Records from a collection:

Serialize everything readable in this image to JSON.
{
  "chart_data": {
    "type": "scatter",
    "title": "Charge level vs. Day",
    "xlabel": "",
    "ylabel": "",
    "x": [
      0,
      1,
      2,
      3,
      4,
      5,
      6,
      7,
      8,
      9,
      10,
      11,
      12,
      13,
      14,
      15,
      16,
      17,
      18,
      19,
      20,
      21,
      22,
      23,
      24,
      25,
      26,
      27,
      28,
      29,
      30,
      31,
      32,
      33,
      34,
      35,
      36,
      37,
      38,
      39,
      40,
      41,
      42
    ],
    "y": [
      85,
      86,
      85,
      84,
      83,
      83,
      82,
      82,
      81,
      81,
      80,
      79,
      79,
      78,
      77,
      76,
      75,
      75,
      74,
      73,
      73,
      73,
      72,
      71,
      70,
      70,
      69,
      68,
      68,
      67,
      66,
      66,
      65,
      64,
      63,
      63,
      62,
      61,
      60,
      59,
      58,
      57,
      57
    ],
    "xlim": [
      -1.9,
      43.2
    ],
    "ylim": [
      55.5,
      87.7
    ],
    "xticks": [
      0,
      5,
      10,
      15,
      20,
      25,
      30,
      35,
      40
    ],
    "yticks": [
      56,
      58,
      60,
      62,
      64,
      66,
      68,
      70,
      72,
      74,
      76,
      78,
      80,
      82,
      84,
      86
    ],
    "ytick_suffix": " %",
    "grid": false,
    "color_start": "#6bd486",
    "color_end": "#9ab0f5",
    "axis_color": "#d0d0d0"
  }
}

= EXERCISE =
Please output the entire listing exactly as it stands.

= TASK SOLUTION =
Serialize everything readable in this image to JSON.
{
  "chart_data": {
    "type": "scatter",
    "title": "Charge level vs. Day",
    "xlabel": "",
    "ylabel": "",
    "x": [
      0,
      1,
      2,
      3,
      4,
      5,
      6,
      7,
      8,
      9,
      10,
      11,
      12,
      13,
      14,
      15,
      16,
      17,
      18,
      19,
      20,
      21,
      22,
      23,
      24,
      25,
      26,
      27,
      28,
      29,
      30,
      31,
      32,
      33,
      34,
      35,
      36,
      37,
      38,
      39,
      40,
      41,
      42
    ],
    "y": [
      85,
      86,
      85,
      84,
      83,
      83,
      82,
      82,
      81,
      81,
      80,
      79,
      79,
      78,
      77,
      76,
      75,
      75,
      74,
      73,
      73,
      73,
      72,
      71,
      70,
      70,
      69,
      68,
      68,
      67,
      66,
      66,
      65,
      64,
      63,
      63,
      62,
      61,
      60,
      59,
      58,
      57,
      57
    ],
    "xlim": [
      -1.9,
      43.2
    ],
    "ylim": [
      55.5,
      87.7
    ],
    "xticks": [
      0,
      5,
      10,
      15,
      20,
      25,
      30,
      35,
      40
    ],
    "yticks": [
      56,
      58,
      60,
      62,
      64,
      66,
      68,
      70,
      72,
      74,
      76,
      78,
      80,
      82,
      84,
      86
    ],
    "ytick_suffix": " %",
    "grid": false,
    "color_start": "#6bd486",
    "color_end": "#9ab0f5",
    "axis_color": "#d0d0d0"
  }
}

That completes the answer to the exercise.